++++ Records for processing

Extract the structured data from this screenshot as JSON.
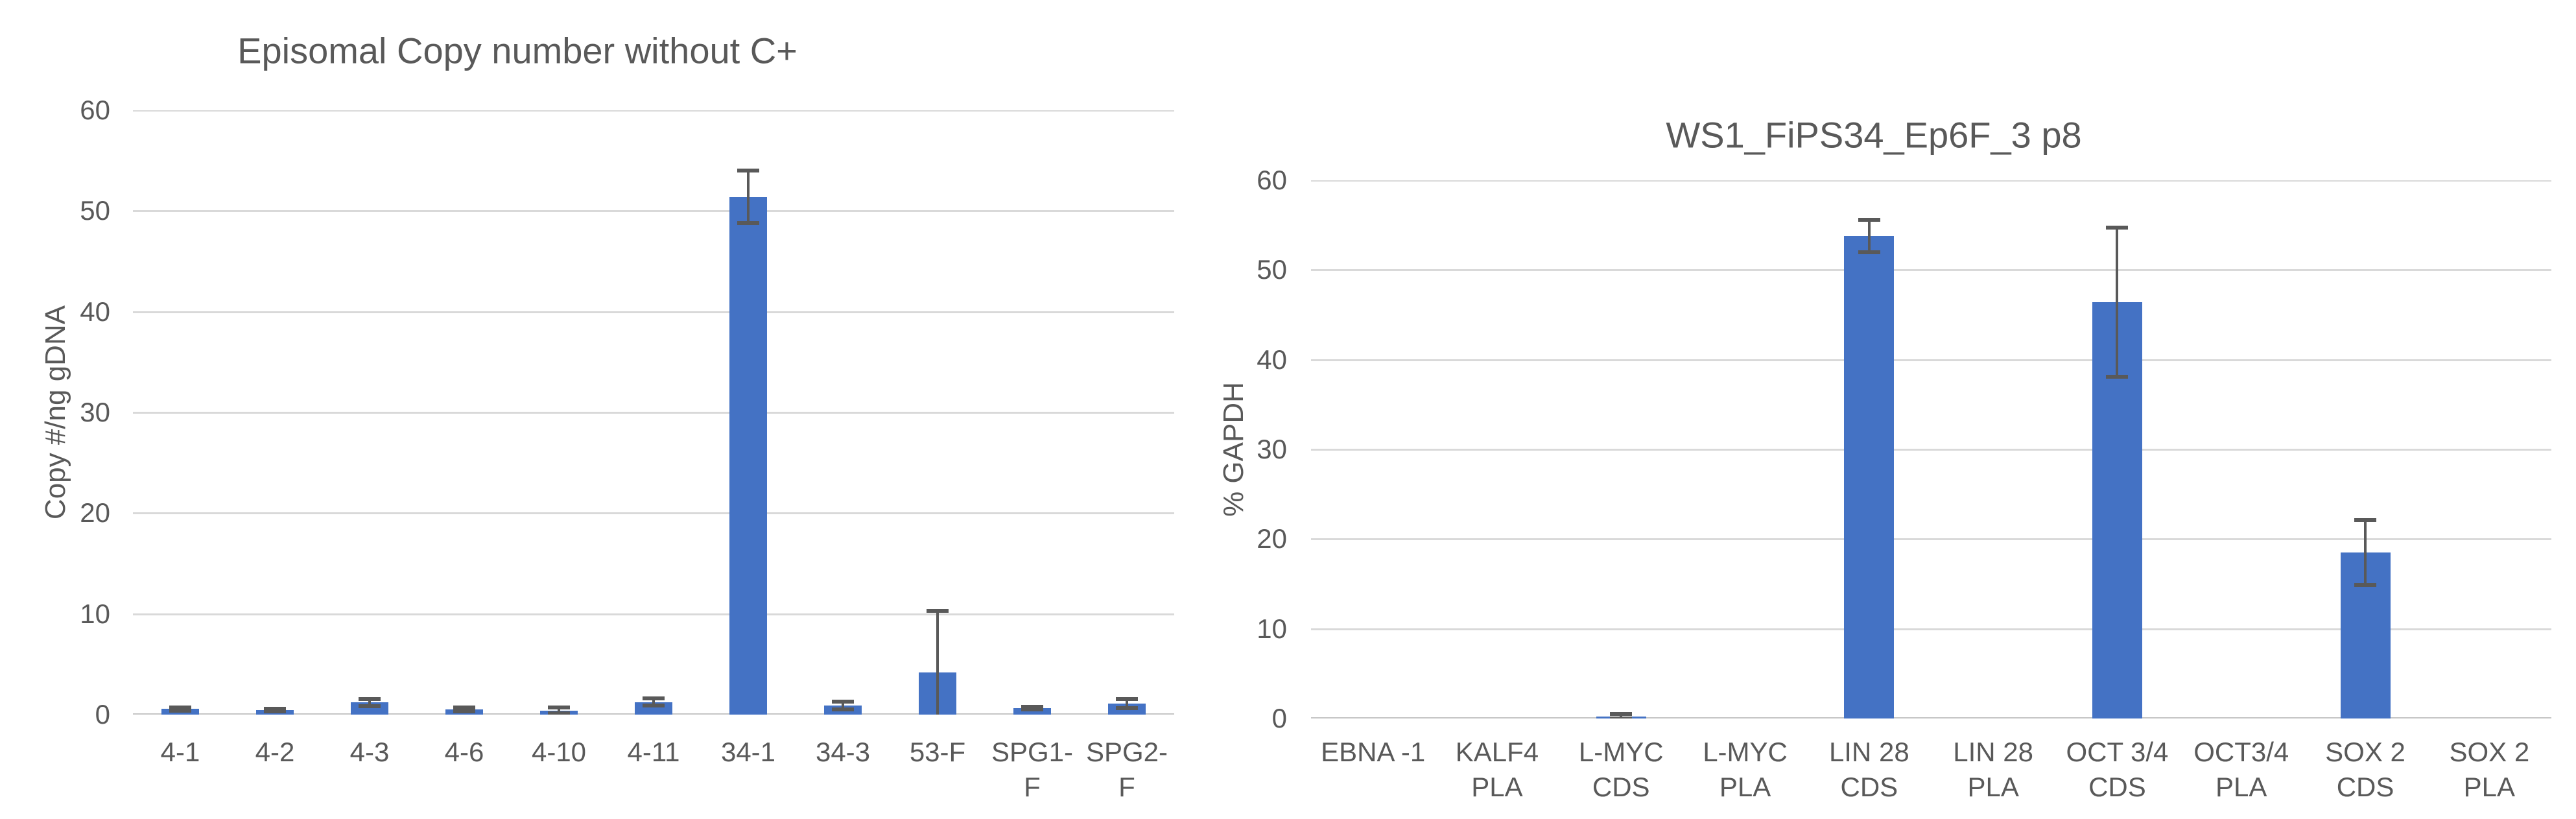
{
  "page": {
    "background_color": "#FFFFFF",
    "description": "Two Excel-style bar charts side by side on a white sheet"
  },
  "chart_data": [
    {
      "type": "bar",
      "title": "Episomal Copy number without C+",
      "xlabel": "",
      "ylabel": "Copy #/ng gDNA",
      "categories": [
        "4-1",
        "4-2",
        "4-3",
        "4-6",
        "4-10",
        "4-11",
        "34-1",
        "34-3",
        "53-F",
        "SPG1-F",
        "SPG2-F"
      ],
      "values": [
        0.55,
        0.45,
        1.2,
        0.5,
        0.4,
        1.25,
        51.4,
        0.9,
        4.2,
        0.65,
        1.1
      ],
      "error_bars": [
        0.15,
        0.12,
        0.35,
        0.2,
        0.3,
        0.35,
        2.6,
        0.4,
        6.1,
        0.12,
        0.45
      ],
      "ylim": [
        0,
        60
      ],
      "ytick_step": 10,
      "ytick_labels": [
        "0",
        "10",
        "20",
        "30",
        "40",
        "50",
        "60"
      ],
      "grid": true,
      "legend": false,
      "bar_color": "#4472C4",
      "error_bar_color": "#595959",
      "gridline_color": "#D9D9D9",
      "axis_line_color": "#C6C6C6",
      "text_color": "#595959"
    },
    {
      "type": "bar",
      "title": "WS1_FiPS34_Ep6F_3 p8",
      "xlabel": "",
      "ylabel": "% GAPDH",
      "categories": [
        "EBNA -1",
        "KALF4 PLA",
        "L-MYC CDS",
        "L-MYC PLA",
        "LIN 28 CDS",
        "LIN 28 PLA",
        "OCT 3/4\nCDS",
        "OCT3/4\nPLA",
        "SOX 2 CDS",
        "SOX 2 PLA"
      ],
      "values": [
        0,
        0,
        0.25,
        0,
        53.8,
        0,
        46.4,
        0,
        18.5,
        0
      ],
      "error_bars": [
        0,
        0,
        0.25,
        0,
        1.8,
        0,
        8.3,
        0,
        3.6,
        0
      ],
      "ylim": [
        0,
        60
      ],
      "ytick_step": 10,
      "ytick_labels": [
        "0",
        "10",
        "20",
        "30",
        "40",
        "50",
        "60"
      ],
      "grid": true,
      "legend": false,
      "bar_color": "#4472C4",
      "error_bar_color": "#595959",
      "gridline_color": "#D9D9D9",
      "axis_line_color": "#C6C6C6",
      "text_color": "#595959"
    }
  ]
}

++++++++

Repeat all the records above exactly, leaving out any pictures.

Extract the structured data from this screenshot as JSON.
{
  "page": {
    "background_color": "#FFFFFF",
    "description": "Two Excel-style bar charts side by side on a white sheet"
  },
  "chart_data": [
    {
      "type": "bar",
      "title": "Episomal Copy number without C+",
      "xlabel": "",
      "ylabel": "Copy #/ng gDNA",
      "categories": [
        "4-1",
        "4-2",
        "4-3",
        "4-6",
        "4-10",
        "4-11",
        "34-1",
        "34-3",
        "53-F",
        "SPG1-F",
        "SPG2-F"
      ],
      "values": [
        0.55,
        0.45,
        1.2,
        0.5,
        0.4,
        1.25,
        51.4,
        0.9,
        4.2,
        0.65,
        1.1
      ],
      "error_bars": [
        0.15,
        0.12,
        0.35,
        0.2,
        0.3,
        0.35,
        2.6,
        0.4,
        6.1,
        0.12,
        0.45
      ],
      "ylim": [
        0,
        60
      ],
      "ytick_step": 10,
      "ytick_labels": [
        "0",
        "10",
        "20",
        "30",
        "40",
        "50",
        "60"
      ],
      "grid": true,
      "legend": false,
      "bar_color": "#4472C4",
      "error_bar_color": "#595959",
      "gridline_color": "#D9D9D9",
      "axis_line_color": "#C6C6C6",
      "text_color": "#595959"
    },
    {
      "type": "bar",
      "title": "WS1_FiPS34_Ep6F_3 p8",
      "xlabel": "",
      "ylabel": "% GAPDH",
      "categories": [
        "EBNA -1",
        "KALF4 PLA",
        "L-MYC CDS",
        "L-MYC PLA",
        "LIN 28 CDS",
        "LIN 28 PLA",
        "OCT 3/4\nCDS",
        "OCT3/4\nPLA",
        "SOX 2 CDS",
        "SOX 2 PLA"
      ],
      "values": [
        0,
        0,
        0.25,
        0,
        53.8,
        0,
        46.4,
        0,
        18.5,
        0
      ],
      "error_bars": [
        0,
        0,
        0.25,
        0,
        1.8,
        0,
        8.3,
        0,
        3.6,
        0
      ],
      "ylim": [
        0,
        60
      ],
      "ytick_step": 10,
      "ytick_labels": [
        "0",
        "10",
        "20",
        "30",
        "40",
        "50",
        "60"
      ],
      "grid": true,
      "legend": false,
      "bar_color": "#4472C4",
      "error_bar_color": "#595959",
      "gridline_color": "#D9D9D9",
      "axis_line_color": "#C6C6C6",
      "text_color": "#595959"
    }
  ]
}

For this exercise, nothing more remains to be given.